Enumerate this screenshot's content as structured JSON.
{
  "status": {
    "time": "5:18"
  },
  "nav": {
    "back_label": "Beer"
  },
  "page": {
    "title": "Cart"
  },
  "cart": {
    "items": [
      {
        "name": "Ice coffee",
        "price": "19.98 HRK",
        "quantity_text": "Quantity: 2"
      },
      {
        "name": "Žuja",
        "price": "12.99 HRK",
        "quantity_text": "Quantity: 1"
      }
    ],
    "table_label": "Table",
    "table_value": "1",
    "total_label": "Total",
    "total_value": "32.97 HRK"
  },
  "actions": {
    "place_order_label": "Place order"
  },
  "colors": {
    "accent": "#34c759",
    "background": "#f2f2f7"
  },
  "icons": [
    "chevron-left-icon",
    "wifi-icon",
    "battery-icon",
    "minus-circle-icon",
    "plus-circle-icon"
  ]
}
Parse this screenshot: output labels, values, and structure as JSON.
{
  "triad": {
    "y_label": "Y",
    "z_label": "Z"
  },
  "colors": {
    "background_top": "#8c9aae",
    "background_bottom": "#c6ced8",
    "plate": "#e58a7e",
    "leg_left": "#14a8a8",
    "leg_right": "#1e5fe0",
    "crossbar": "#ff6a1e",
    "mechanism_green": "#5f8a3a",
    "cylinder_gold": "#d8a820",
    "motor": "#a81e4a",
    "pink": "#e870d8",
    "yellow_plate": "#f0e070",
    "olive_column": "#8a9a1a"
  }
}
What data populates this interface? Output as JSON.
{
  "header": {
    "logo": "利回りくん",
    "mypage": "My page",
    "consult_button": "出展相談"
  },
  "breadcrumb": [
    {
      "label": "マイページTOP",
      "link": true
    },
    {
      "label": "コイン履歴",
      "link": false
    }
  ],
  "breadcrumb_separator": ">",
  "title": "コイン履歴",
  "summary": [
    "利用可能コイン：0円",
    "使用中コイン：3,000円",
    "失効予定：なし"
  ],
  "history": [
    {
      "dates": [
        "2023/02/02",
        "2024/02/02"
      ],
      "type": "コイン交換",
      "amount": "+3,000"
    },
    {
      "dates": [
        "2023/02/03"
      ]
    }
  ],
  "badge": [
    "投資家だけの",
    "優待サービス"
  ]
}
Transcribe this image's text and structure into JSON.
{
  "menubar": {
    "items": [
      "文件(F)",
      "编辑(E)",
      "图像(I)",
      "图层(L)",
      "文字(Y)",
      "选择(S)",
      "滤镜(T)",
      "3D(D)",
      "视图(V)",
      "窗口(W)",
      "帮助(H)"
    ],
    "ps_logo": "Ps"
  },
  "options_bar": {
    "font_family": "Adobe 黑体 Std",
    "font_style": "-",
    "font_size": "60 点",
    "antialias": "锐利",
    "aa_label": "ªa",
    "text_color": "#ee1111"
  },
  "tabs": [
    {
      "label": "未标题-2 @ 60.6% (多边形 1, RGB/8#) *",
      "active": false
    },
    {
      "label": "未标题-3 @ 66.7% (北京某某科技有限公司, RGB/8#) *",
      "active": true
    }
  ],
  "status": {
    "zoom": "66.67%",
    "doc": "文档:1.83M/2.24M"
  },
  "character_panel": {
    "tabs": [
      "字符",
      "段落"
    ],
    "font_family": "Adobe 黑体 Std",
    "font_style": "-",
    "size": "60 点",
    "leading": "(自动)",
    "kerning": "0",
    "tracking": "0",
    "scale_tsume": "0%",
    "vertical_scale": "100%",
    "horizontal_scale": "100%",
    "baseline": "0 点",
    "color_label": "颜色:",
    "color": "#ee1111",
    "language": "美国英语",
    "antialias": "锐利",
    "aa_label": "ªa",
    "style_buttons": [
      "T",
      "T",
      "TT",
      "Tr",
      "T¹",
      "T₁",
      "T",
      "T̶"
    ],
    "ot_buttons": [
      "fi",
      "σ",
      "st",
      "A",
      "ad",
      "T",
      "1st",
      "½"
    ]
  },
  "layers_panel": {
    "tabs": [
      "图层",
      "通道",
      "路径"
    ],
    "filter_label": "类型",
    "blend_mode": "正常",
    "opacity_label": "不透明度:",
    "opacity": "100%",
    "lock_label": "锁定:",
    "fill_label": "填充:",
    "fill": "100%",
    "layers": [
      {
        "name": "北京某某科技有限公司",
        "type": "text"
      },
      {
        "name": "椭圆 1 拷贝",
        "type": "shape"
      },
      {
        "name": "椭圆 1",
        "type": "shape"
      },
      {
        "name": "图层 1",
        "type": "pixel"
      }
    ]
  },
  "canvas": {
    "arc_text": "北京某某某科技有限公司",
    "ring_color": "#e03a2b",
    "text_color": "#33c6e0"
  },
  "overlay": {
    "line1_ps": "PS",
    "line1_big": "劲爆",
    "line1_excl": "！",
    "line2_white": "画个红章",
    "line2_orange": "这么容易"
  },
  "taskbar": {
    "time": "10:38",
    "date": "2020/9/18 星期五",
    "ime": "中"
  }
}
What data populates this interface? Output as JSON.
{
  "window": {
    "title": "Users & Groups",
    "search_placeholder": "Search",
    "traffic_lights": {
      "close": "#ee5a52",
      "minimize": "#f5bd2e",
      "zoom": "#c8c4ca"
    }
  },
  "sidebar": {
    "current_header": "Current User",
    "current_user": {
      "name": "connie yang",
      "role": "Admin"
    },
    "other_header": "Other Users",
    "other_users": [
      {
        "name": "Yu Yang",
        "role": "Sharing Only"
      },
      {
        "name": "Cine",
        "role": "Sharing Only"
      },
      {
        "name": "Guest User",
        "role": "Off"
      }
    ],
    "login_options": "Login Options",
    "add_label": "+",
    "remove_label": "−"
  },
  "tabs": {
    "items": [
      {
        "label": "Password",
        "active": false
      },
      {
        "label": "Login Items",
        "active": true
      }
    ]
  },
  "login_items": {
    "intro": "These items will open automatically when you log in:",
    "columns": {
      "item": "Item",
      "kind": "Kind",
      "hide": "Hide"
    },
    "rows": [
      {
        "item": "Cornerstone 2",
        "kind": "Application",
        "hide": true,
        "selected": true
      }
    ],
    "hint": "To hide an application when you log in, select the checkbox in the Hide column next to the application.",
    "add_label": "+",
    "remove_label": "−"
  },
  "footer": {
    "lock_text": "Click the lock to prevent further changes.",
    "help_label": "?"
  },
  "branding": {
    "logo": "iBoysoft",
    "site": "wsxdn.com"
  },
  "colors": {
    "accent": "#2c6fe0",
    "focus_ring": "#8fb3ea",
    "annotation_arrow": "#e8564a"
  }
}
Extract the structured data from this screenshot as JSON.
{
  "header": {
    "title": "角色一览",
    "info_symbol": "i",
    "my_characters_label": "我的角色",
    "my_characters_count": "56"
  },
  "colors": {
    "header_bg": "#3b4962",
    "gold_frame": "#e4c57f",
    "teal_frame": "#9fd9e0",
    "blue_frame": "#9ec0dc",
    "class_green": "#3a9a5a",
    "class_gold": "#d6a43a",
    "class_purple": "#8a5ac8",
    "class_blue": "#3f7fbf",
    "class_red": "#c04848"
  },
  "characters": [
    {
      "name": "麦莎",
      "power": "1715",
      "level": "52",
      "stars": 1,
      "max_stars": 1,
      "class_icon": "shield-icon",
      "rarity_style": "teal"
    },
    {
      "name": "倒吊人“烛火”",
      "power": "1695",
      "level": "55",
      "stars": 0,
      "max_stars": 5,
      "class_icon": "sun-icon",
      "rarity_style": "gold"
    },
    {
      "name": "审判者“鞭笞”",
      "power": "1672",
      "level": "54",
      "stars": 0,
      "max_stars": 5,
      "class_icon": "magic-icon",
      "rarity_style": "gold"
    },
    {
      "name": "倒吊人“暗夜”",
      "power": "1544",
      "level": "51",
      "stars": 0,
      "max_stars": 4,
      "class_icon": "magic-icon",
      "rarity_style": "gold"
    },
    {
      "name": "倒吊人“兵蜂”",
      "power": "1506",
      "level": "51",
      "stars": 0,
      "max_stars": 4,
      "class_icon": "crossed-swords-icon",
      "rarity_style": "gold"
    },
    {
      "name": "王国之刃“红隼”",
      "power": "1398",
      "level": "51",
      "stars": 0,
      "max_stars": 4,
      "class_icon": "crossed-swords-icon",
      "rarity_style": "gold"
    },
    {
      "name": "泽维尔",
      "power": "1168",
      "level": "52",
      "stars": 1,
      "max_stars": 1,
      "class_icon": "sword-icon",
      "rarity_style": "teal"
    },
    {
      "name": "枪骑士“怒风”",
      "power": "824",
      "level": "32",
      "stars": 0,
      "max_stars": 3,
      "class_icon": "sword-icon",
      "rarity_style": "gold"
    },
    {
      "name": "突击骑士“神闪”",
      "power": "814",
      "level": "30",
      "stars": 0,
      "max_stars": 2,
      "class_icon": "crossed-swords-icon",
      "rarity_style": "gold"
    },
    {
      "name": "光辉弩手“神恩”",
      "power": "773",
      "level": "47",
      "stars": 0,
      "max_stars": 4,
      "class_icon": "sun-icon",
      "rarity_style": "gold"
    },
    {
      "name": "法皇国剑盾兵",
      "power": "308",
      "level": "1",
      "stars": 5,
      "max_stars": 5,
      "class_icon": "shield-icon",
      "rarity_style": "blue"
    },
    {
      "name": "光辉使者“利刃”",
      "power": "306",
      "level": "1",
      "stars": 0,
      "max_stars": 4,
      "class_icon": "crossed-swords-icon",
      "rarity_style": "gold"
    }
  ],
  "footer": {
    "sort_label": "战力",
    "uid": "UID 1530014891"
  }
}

┄┄┄┄┄┄

§ Exercise prompt: Identify each line in the entries with the word "false" and copy it.

§ Exercise result:
      "link": false
      "active": false
        "active": false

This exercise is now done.